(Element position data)

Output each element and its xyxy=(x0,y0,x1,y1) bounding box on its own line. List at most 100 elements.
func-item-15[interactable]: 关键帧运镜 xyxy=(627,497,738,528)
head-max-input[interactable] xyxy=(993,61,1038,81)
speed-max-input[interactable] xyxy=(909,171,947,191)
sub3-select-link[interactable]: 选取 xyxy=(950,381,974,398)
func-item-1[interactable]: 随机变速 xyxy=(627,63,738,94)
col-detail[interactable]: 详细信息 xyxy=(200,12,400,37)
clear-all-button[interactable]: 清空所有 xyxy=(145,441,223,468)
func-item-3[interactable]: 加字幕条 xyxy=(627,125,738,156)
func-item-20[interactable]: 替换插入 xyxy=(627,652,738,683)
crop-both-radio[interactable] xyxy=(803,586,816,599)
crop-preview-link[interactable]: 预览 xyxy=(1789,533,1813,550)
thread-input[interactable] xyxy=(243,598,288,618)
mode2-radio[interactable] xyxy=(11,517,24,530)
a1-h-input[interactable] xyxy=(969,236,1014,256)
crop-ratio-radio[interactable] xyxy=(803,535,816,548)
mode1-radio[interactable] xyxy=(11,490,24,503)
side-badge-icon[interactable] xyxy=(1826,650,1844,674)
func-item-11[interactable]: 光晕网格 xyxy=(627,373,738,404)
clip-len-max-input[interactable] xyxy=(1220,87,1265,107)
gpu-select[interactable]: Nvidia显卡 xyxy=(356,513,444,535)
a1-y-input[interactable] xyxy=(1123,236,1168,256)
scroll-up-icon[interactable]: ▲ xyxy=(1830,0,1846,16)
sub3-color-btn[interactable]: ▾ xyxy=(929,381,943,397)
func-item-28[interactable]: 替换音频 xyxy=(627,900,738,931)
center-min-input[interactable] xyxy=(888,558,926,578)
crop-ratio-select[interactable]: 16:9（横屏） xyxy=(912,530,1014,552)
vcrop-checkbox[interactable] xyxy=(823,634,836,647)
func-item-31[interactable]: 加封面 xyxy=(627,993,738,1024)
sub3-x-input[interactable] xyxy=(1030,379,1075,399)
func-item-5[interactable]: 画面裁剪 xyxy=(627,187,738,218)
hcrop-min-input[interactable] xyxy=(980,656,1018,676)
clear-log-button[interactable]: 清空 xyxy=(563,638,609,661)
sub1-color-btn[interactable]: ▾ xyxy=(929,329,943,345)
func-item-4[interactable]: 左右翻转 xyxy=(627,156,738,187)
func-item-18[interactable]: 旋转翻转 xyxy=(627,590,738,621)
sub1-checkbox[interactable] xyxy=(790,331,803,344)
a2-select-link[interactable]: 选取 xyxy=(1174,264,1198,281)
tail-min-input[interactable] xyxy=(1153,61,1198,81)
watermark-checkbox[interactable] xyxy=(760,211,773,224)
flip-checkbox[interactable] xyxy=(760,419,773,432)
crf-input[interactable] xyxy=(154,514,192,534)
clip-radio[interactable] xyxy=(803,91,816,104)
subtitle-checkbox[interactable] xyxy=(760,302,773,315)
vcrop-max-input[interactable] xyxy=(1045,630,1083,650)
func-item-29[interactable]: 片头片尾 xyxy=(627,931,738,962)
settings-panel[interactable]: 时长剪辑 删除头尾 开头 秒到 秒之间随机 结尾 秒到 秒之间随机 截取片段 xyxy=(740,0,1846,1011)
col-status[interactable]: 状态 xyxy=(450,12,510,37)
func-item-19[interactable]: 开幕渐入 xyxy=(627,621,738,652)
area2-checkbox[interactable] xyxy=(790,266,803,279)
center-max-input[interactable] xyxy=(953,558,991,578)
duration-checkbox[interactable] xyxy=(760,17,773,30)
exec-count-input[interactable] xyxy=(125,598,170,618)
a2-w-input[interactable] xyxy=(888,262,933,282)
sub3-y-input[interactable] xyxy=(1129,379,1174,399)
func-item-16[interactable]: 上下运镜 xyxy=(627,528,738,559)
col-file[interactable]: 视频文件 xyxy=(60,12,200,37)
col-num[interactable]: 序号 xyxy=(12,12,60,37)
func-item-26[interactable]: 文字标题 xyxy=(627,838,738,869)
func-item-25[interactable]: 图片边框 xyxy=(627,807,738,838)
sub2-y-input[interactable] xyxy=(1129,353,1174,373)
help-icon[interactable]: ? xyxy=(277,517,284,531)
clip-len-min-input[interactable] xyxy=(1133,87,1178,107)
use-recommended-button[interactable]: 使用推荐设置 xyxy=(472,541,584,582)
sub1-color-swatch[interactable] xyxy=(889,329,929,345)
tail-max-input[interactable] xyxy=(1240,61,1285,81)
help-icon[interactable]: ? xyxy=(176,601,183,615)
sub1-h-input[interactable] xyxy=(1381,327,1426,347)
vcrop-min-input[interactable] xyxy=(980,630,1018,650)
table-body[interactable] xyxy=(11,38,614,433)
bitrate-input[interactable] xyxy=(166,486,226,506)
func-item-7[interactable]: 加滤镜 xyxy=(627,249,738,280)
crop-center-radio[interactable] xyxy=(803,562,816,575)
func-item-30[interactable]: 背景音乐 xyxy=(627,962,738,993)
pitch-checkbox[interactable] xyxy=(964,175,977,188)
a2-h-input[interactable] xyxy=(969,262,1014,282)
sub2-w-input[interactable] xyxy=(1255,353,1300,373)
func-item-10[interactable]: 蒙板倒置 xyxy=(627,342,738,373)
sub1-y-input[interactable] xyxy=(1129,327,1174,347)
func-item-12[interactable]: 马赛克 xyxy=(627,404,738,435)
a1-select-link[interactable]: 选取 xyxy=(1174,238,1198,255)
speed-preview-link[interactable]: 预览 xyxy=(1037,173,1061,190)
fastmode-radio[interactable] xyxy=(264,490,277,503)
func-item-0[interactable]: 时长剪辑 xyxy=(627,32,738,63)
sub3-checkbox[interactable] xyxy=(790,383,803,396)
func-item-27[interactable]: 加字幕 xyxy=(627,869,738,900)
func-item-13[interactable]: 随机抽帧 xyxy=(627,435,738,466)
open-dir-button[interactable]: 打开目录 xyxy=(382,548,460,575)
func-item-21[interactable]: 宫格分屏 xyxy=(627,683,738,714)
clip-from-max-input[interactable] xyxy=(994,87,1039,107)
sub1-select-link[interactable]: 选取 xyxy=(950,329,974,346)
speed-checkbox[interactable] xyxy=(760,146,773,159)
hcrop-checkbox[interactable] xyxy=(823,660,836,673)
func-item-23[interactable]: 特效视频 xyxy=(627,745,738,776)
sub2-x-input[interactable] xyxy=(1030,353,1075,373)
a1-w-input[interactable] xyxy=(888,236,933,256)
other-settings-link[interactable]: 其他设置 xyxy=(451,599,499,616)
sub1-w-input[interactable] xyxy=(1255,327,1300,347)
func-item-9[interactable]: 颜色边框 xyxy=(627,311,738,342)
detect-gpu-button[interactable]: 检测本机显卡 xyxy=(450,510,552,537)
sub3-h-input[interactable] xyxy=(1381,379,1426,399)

Your instructions -> Reproduce every line of the entries above without any changes.

Task solution ->
Output each element and its xyxy=(x0,y0,x1,y1) bounding box on its own line. List at most 100 elements.
func-item-15[interactable]: 关键帧运镜 xyxy=(627,497,738,528)
head-max-input[interactable] xyxy=(993,61,1038,81)
speed-max-input[interactable] xyxy=(909,171,947,191)
sub3-select-link[interactable]: 选取 xyxy=(950,381,974,398)
func-item-1[interactable]: 随机变速 xyxy=(627,63,738,94)
col-detail[interactable]: 详细信息 xyxy=(200,12,400,37)
clear-all-button[interactable]: 清空所有 xyxy=(145,441,223,468)
func-item-3[interactable]: 加字幕条 xyxy=(627,125,738,156)
func-item-20[interactable]: 替换插入 xyxy=(627,652,738,683)
crop-both-radio[interactable] xyxy=(803,586,816,599)
crop-preview-link[interactable]: 预览 xyxy=(1789,533,1813,550)
thread-input[interactable] xyxy=(243,598,288,618)
mode2-radio[interactable] xyxy=(11,517,24,530)
a1-h-input[interactable] xyxy=(969,236,1014,256)
crop-ratio-radio[interactable] xyxy=(803,535,816,548)
mode1-radio[interactable] xyxy=(11,490,24,503)
side-badge-icon[interactable] xyxy=(1826,650,1844,674)
func-item-11[interactable]: 光晕网格 xyxy=(627,373,738,404)
clip-len-max-input[interactable] xyxy=(1220,87,1265,107)
gpu-select[interactable]: Nvidia显卡 xyxy=(356,513,444,535)
a1-y-input[interactable] xyxy=(1123,236,1168,256)
scroll-up-icon[interactable]: ▲ xyxy=(1830,0,1846,16)
sub3-color-btn[interactable]: ▾ xyxy=(929,381,943,397)
func-item-28[interactable]: 替换音频 xyxy=(627,900,738,931)
center-min-input[interactable] xyxy=(888,558,926,578)
crop-ratio-select[interactable]: 16:9（横屏） xyxy=(912,530,1014,552)
vcrop-checkbox[interactable] xyxy=(823,634,836,647)
func-item-31[interactable]: 加封面 xyxy=(627,993,738,1024)
sub3-x-input[interactable] xyxy=(1030,379,1075,399)
func-item-5[interactable]: 画面裁剪 xyxy=(627,187,738,218)
hcrop-min-input[interactable] xyxy=(980,656,1018,676)
clear-log-button[interactable]: 清空 xyxy=(563,638,609,661)
sub1-color-btn[interactable]: ▾ xyxy=(929,329,943,345)
func-item-4[interactable]: 左右翻转 xyxy=(627,156,738,187)
func-item-18[interactable]: 旋转翻转 xyxy=(627,590,738,621)
sub1-checkbox[interactable] xyxy=(790,331,803,344)
a2-select-link[interactable]: 选取 xyxy=(1174,264,1198,281)
tail-min-input[interactable] xyxy=(1153,61,1198,81)
watermark-checkbox[interactable] xyxy=(760,211,773,224)
flip-checkbox[interactable] xyxy=(760,419,773,432)
crf-input[interactable] xyxy=(154,514,192,534)
clip-radio[interactable] xyxy=(803,91,816,104)
subtitle-checkbox[interactable] xyxy=(760,302,773,315)
vcrop-max-input[interactable] xyxy=(1045,630,1083,650)
func-item-29[interactable]: 片头片尾 xyxy=(627,931,738,962)
settings-panel[interactable]: 时长剪辑 删除头尾 开头 秒到 秒之间随机 结尾 秒到 秒之间随机 截取片段 xyxy=(740,0,1846,1011)
col-status[interactable]: 状态 xyxy=(450,12,510,37)
func-item-19[interactable]: 开幕渐入 xyxy=(627,621,738,652)
area2-checkbox[interactable] xyxy=(790,266,803,279)
center-max-input[interactable] xyxy=(953,558,991,578)
duration-checkbox[interactable] xyxy=(760,17,773,30)
exec-count-input[interactable] xyxy=(125,598,170,618)
a2-w-input[interactable] xyxy=(888,262,933,282)
sub3-y-input[interactable] xyxy=(1129,379,1174,399)
func-item-16[interactable]: 上下运镜 xyxy=(627,528,738,559)
col-file[interactable]: 视频文件 xyxy=(60,12,200,37)
col-num[interactable]: 序号 xyxy=(12,12,60,37)
func-item-26[interactable]: 文字标题 xyxy=(627,838,738,869)
func-item-25[interactable]: 图片边框 xyxy=(627,807,738,838)
sub2-y-input[interactable] xyxy=(1129,353,1174,373)
help-icon[interactable]: ? xyxy=(277,517,284,531)
clip-len-min-input[interactable] xyxy=(1133,87,1178,107)
use-recommended-button[interactable]: 使用推荐设置 xyxy=(472,541,584,582)
sub1-color-swatch[interactable] xyxy=(889,329,929,345)
tail-max-input[interactable] xyxy=(1240,61,1285,81)
help-icon[interactable]: ? xyxy=(176,601,183,615)
sub1-h-input[interactable] xyxy=(1381,327,1426,347)
vcrop-min-input[interactable] xyxy=(980,630,1018,650)
table-body[interactable] xyxy=(11,38,614,433)
bitrate-input[interactable] xyxy=(166,486,226,506)
func-item-7[interactable]: 加滤镜 xyxy=(627,249,738,280)
crop-center-radio[interactable] xyxy=(803,562,816,575)
func-item-30[interactable]: 背景音乐 xyxy=(627,962,738,993)
pitch-checkbox[interactable] xyxy=(964,175,977,188)
a2-h-input[interactable] xyxy=(969,262,1014,282)
sub2-w-input[interactable] xyxy=(1255,353,1300,373)
func-item-10[interactable]: 蒙板倒置 xyxy=(627,342,738,373)
sub1-y-input[interactable] xyxy=(1129,327,1174,347)
func-item-12[interactable]: 马赛克 xyxy=(627,404,738,435)
a1-select-link[interactable]: 选取 xyxy=(1174,238,1198,255)
speed-preview-link[interactable]: 预览 xyxy=(1037,173,1061,190)
fastmode-radio[interactable] xyxy=(264,490,277,503)
func-item-0[interactable]: 时长剪辑 xyxy=(627,32,738,63)
sub3-checkbox[interactable] xyxy=(790,383,803,396)
func-item-27[interactable]: 加字幕 xyxy=(627,869,738,900)
func-item-13[interactable]: 随机抽帧 xyxy=(627,435,738,466)
open-dir-button[interactable]: 打开目录 xyxy=(382,548,460,575)
func-item-21[interactable]: 宫格分屏 xyxy=(627,683,738,714)
clip-from-max-input[interactable] xyxy=(994,87,1039,107)
sub1-select-link[interactable]: 选取 xyxy=(950,329,974,346)
speed-checkbox[interactable] xyxy=(760,146,773,159)
hcrop-checkbox[interactable] xyxy=(823,660,836,673)
func-item-23[interactable]: 特效视频 xyxy=(627,745,738,776)
sub2-x-input[interactable] xyxy=(1030,353,1075,373)
a1-w-input[interactable] xyxy=(888,236,933,256)
other-settings-link[interactable]: 其他设置 xyxy=(451,599,499,616)
sub1-w-input[interactable] xyxy=(1255,327,1300,347)
func-item-9[interactable]: 颜色边框 xyxy=(627,311,738,342)
detect-gpu-button[interactable]: 检测本机显卡 xyxy=(450,510,552,537)
sub3-h-input[interactable] xyxy=(1381,379,1426,399)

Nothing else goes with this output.